Check every line of the material below for the string "التتار", and return the ones that have it.

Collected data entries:
########

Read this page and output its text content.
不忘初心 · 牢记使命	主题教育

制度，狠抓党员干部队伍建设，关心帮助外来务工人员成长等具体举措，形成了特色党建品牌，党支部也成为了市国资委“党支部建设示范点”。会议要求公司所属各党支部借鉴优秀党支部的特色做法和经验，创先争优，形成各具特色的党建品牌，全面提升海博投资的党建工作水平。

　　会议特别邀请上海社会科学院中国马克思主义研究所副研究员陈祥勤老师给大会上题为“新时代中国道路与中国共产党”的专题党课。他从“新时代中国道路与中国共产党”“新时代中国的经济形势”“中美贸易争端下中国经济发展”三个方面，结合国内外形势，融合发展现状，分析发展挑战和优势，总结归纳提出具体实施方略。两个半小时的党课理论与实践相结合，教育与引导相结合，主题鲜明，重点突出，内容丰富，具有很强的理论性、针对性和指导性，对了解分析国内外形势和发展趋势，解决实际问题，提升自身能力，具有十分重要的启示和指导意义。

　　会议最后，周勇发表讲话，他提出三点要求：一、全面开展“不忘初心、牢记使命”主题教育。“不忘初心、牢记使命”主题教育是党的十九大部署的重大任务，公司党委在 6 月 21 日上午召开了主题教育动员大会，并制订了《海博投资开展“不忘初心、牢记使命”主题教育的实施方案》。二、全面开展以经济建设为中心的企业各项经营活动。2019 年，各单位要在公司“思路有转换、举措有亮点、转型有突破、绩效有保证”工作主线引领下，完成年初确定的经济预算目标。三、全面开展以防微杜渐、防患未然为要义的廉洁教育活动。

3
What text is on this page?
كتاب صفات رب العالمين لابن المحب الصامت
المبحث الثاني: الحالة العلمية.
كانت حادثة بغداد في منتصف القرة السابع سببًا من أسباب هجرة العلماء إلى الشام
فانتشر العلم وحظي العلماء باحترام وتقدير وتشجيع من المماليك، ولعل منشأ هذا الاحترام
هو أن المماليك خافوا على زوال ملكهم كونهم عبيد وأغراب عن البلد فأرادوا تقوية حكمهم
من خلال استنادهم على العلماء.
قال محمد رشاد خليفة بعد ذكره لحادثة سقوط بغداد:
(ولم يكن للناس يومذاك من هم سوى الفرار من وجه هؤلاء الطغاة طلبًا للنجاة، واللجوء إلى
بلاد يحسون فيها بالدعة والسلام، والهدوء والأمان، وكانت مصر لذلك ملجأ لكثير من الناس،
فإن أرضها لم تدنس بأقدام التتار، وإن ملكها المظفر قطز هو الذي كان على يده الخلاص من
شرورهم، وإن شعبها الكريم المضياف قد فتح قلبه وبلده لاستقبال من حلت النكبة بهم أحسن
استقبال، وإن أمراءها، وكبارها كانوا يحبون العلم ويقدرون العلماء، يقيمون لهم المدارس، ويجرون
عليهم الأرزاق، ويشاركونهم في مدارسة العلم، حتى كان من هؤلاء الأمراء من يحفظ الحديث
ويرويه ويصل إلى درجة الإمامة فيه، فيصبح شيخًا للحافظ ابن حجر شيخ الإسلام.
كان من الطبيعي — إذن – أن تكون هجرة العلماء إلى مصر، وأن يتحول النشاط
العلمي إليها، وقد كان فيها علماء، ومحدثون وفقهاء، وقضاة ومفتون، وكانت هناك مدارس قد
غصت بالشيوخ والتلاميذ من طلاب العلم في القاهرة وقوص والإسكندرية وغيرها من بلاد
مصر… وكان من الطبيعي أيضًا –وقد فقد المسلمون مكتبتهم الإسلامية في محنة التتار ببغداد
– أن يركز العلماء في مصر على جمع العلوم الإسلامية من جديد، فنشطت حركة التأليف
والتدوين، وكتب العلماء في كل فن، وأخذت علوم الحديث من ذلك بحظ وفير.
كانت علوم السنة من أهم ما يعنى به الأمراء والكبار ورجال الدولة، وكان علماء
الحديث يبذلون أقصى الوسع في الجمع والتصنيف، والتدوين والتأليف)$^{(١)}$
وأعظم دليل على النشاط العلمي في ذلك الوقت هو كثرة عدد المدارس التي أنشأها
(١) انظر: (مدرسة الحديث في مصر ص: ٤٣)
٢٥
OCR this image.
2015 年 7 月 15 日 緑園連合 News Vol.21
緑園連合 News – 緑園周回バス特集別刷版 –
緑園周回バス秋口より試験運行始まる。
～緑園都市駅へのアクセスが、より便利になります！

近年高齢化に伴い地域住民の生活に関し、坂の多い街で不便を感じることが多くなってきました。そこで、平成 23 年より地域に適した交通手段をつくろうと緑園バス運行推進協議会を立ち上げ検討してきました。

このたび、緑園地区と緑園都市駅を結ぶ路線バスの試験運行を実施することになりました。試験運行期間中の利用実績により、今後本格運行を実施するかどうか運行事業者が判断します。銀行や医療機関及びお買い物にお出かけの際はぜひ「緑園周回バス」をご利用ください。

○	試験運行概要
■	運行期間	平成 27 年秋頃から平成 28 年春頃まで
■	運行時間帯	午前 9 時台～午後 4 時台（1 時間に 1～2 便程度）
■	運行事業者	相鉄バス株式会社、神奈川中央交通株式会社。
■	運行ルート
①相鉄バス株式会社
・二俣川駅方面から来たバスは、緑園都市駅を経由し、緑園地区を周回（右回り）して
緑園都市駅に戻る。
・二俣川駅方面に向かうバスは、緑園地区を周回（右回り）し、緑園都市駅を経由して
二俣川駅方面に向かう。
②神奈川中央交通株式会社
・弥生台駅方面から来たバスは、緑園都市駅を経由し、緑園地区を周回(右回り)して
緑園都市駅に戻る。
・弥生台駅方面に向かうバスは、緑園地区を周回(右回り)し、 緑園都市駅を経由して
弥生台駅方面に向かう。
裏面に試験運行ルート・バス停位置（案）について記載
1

########

> [RESULT]
فإن أرضها لم تدنس بأقدام التتار، وإن ملكها المظفر قطز هو الذي كان على يده الخلاص من
مصر… وكان من الطبيعي أيضًا –وقد فقد المسلمون مكتبتهم الإسلامية في محنة التتار ببغداد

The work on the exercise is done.